• [Task to complete] Reproduce the full listing below unchanged, apart from the pictures.

Saved entries
┌──

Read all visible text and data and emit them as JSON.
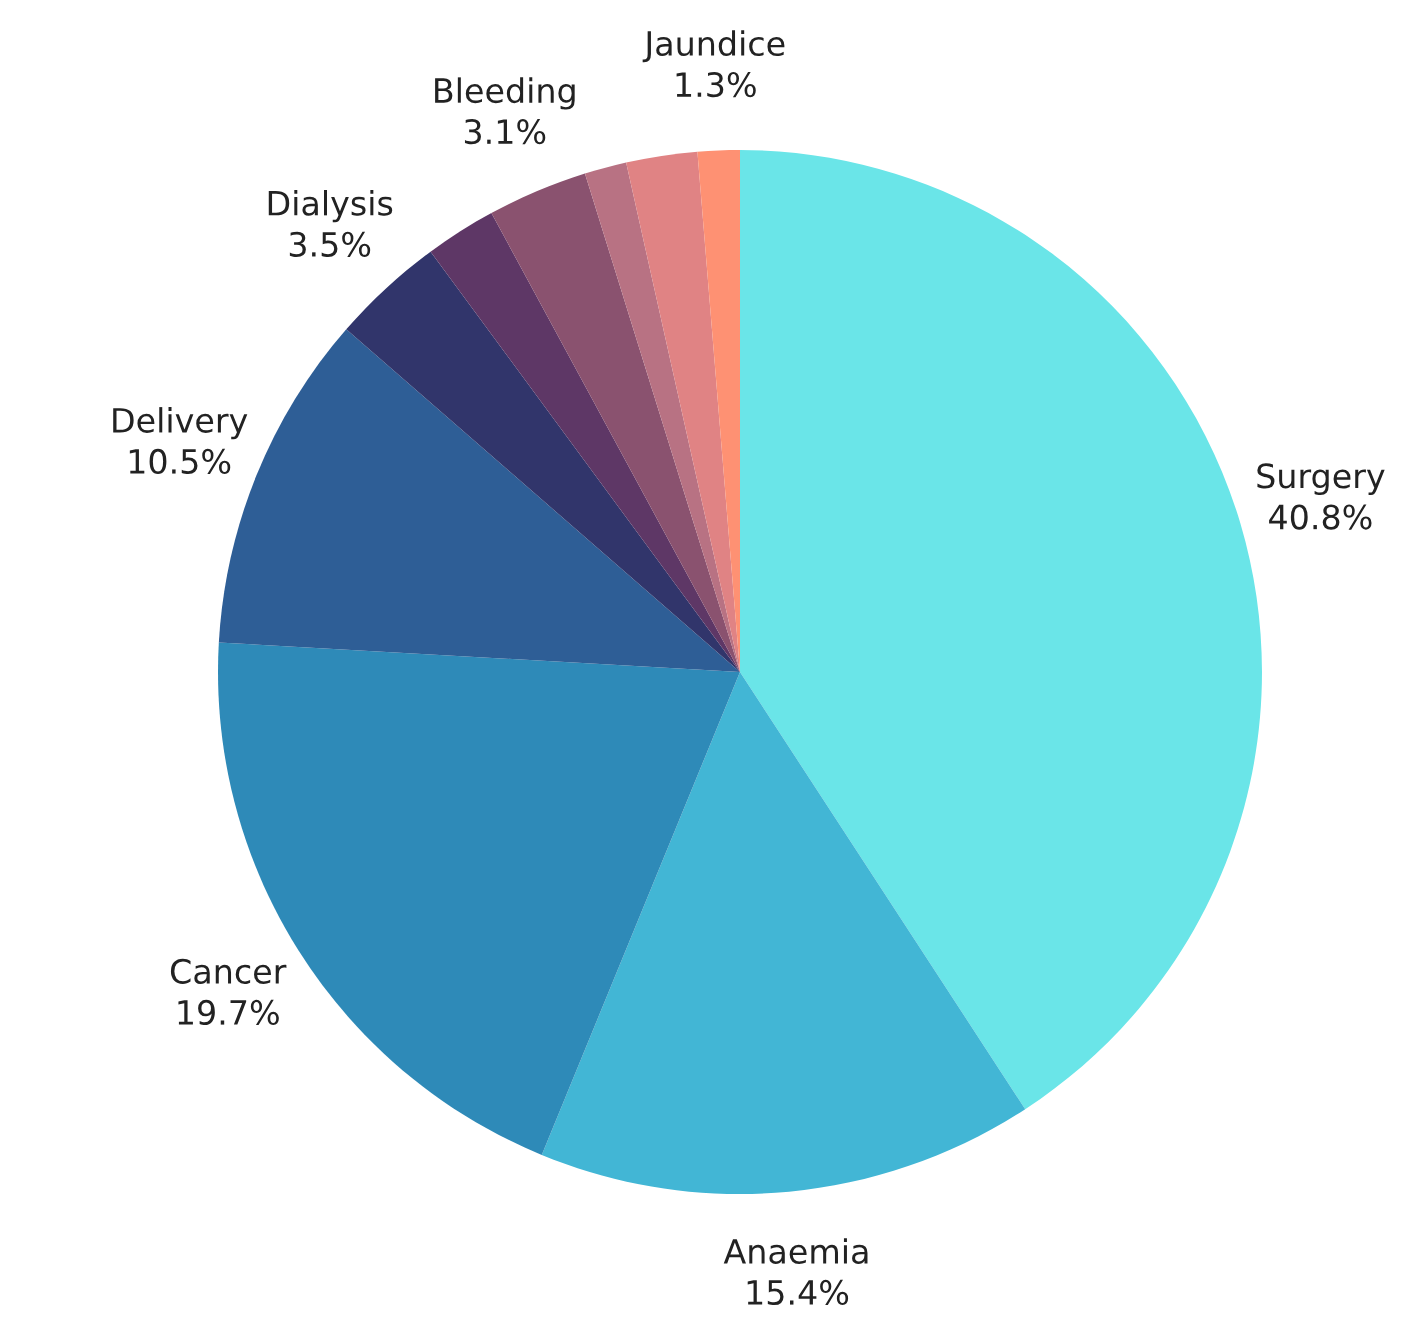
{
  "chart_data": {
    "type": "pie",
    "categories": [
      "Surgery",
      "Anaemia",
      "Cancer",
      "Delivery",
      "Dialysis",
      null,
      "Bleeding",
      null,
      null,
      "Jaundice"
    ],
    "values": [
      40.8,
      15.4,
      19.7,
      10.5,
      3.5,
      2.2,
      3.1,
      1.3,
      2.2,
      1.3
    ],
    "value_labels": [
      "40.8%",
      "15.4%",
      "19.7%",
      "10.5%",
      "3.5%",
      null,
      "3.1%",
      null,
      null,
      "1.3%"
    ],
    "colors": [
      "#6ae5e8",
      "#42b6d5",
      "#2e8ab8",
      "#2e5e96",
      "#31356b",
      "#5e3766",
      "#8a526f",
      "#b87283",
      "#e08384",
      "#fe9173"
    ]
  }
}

└──

• [Problem solution]
Read all visible text and data and emit them as JSON.
{
  "chart_data": {
    "type": "pie",
    "categories": [
      "Surgery",
      "Anaemia",
      "Cancer",
      "Delivery",
      "Dialysis",
      null,
      "Bleeding",
      null,
      null,
      "Jaundice"
    ],
    "values": [
      40.8,
      15.4,
      19.7,
      10.5,
      3.5,
      2.2,
      3.1,
      1.3,
      2.2,
      1.3
    ],
    "value_labels": [
      "40.8%",
      "15.4%",
      "19.7%",
      "10.5%",
      "3.5%",
      null,
      "3.1%",
      null,
      null,
      "1.3%"
    ],
    "colors": [
      "#6ae5e8",
      "#42b6d5",
      "#2e8ab8",
      "#2e5e96",
      "#31356b",
      "#5e3766",
      "#8a526f",
      "#b87283",
      "#e08384",
      "#fe9173"
    ]
  }
}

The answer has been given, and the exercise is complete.